■ Collection entries ■
## start

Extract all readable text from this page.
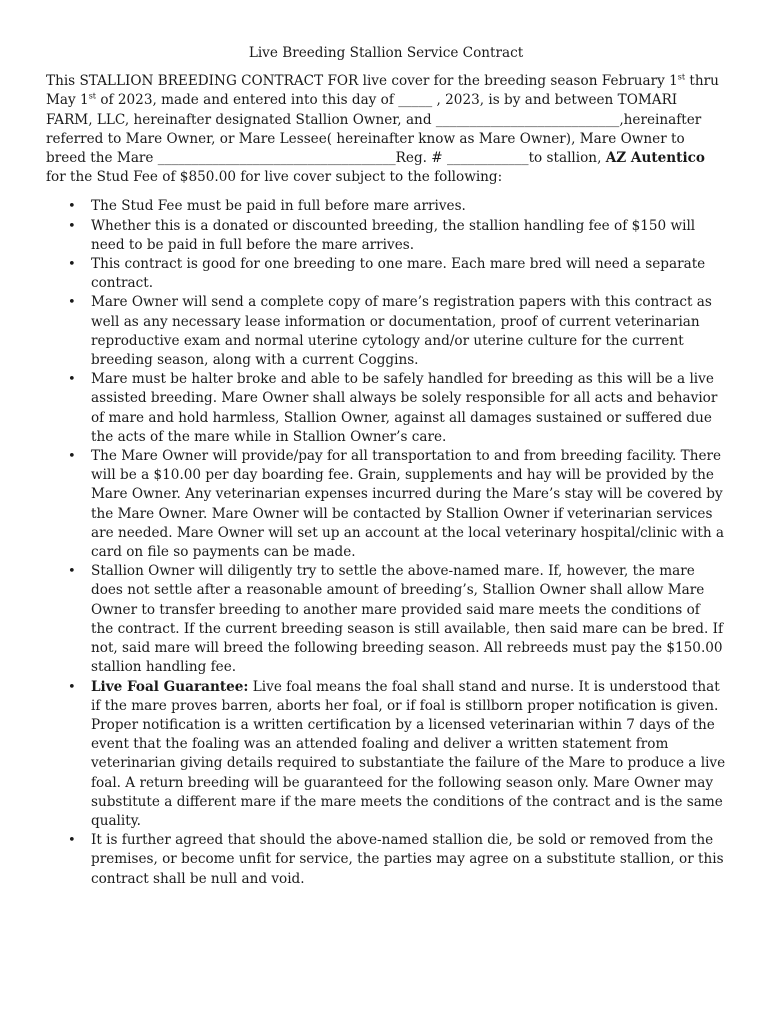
Live Breeding Stallion Service Contract

This STALLION BREEDING CONTRACT FOR live cover for the breeding season February 1st thru May 1st of 2023, made and entered into this day of _____ , 2023, is by and between TOMARI FARM, LLC, hereinafter designated Stallion Owner, and ___________________________,hereinafter referred to Mare Owner, or Mare Lessee( hereinafter know as Mare Owner), Mare Owner to breed the Mare ___________________________________Reg. # ____________to stallion, AZ Autentico for the Stud Fee of $850.00 for live cover subject to the following:

• The Stud Fee must be paid in full before mare arrives.
• Whether this is a donated or discounted breeding, the stallion handling fee of $150 will need to be paid in full before the mare arrives.
• This contract is good for one breeding to one mare. Each mare bred will need a separate contract.
• Mare Owner will send a complete copy of mare’s registration papers with this contract as well as any necessary lease information or documentation, proof of current veterinarian reproductive exam and normal uterine cytology and/or uterine culture for the current breeding season, along with a current Coggins.
• Mare must be halter broke and able to be safely handled for breeding as this will be a live assisted breeding. Mare Owner shall always be solely responsible for all acts and behavior of mare and hold harmless, Stallion Owner, against all damages sustained or suffered due the acts of the mare while in Stallion Owner’s care.
• The Mare Owner will provide/pay for all transportation to and from breeding facility. There will be a $10.00 per day boarding fee. Grain, supplements and hay will be provided by the Mare Owner. Any veterinarian expenses incurred during the Mare’s stay will be covered by the Mare Owner. Mare Owner will be contacted by Stallion Owner if veterinarian services are needed. Mare Owner will set up an account at the local veterinary hospital/clinic with a card on file so payments can be made.
• Stallion Owner will diligently try to settle the above-named mare. If, however, the mare does not settle after a reasonable amount of breeding’s, Stallion Owner shall allow Mare Owner to transfer breeding to another mare provided said mare meets the conditions of the contract. If the current breeding season is still available, then said mare can be bred. If not, said mare will breed the following breeding season. All rebreeds must pay the $150.00 stallion handling fee.
• Live Foal Guarantee: Live foal means the foal shall stand and nurse. It is understood that if the mare proves barren, aborts her foal, or if foal is stillborn proper notification is given. Proper notification is a written certification by a licensed veterinarian within 7 days of the event that the foaling was an attended foaling and deliver a written statement from veterinarian giving details required to substantiate the failure of the Mare to produce a live foal. A return breeding will be guaranteed for the following season only. Mare Owner may substitute a different mare if the mare meets the conditions of the contract and is the same quality.
• It is further agreed that should the above-named stallion die, be sold or removed from the premises, or become unfit for service, the parties may agree on a substitute stallion, or this contract shall be null and void.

## end

■ Challenge ■
Set down the lines of the records above exactly, apart from the pictures.

■ Full response ■
Extract all readable text from this page.
Live Breeding Stallion Service Contract

This STALLION BREEDING CONTRACT FOR live cover for the breeding season February 1st thru May 1st of 2023, made and entered into this day of _____ , 2023, is by and between TOMARI FARM, LLC, hereinafter designated Stallion Owner, and ___________________________,hereinafter referred to Mare Owner, or Mare Lessee( hereinafter know as Mare Owner), Mare Owner to breed the Mare ___________________________________Reg. # ____________to stallion, AZ Autentico for the Stud Fee of $850.00 for live cover subject to the following:

• The Stud Fee must be paid in full before mare arrives.
• Whether this is a donated or discounted breeding, the stallion handling fee of $150 will need to be paid in full before the mare arrives.
• This contract is good for one breeding to one mare. Each mare bred will need a separate contract.
• Mare Owner will send a complete copy of mare’s registration papers with this contract as well as any necessary lease information or documentation, proof of current veterinarian reproductive exam and normal uterine cytology and/or uterine culture for the current breeding season, along with a current Coggins.
• Mare must be halter broke and able to be safely handled for breeding as this will be a live assisted breeding. Mare Owner shall always be solely responsible for all acts and behavior of mare and hold harmless, Stallion Owner, against all damages sustained or suffered due the acts of the mare while in Stallion Owner’s care.
• The Mare Owner will provide/pay for all transportation to and from breeding facility. There will be a $10.00 per day boarding fee. Grain, supplements and hay will be provided by the Mare Owner. Any veterinarian expenses incurred during the Mare’s stay will be covered by the Mare Owner. Mare Owner will be contacted by Stallion Owner if veterinarian services are needed. Mare Owner will set up an account at the local veterinary hospital/clinic with a card on file so payments can be made.
• Stallion Owner will diligently try to settle the above-named mare. If, however, the mare does not settle after a reasonable amount of breeding’s, Stallion Owner shall allow Mare Owner to transfer breeding to another mare provided said mare meets the conditions of the contract. If the current breeding season is still available, then said mare can be bred. If not, said mare will breed the following breeding season. All rebreeds must pay the $150.00 stallion handling fee.
• Live Foal Guarantee: Live foal means the foal shall stand and nurse. It is understood that if the mare proves barren, aborts her foal, or if foal is stillborn proper notification is given. Proper notification is a written certification by a licensed veterinarian within 7 days of the event that the foaling was an attended foaling and deliver a written statement from veterinarian giving details required to substantiate the failure of the Mare to produce a live foal. A return breeding will be guaranteed for the following season only. Mare Owner may substitute a different mare if the mare meets the conditions of the contract and is the same quality.
• It is further agreed that should the above-named stallion die, be sold or removed from the premises, or become unfit for service, the parties may agree on a substitute stallion, or this contract shall be null and void.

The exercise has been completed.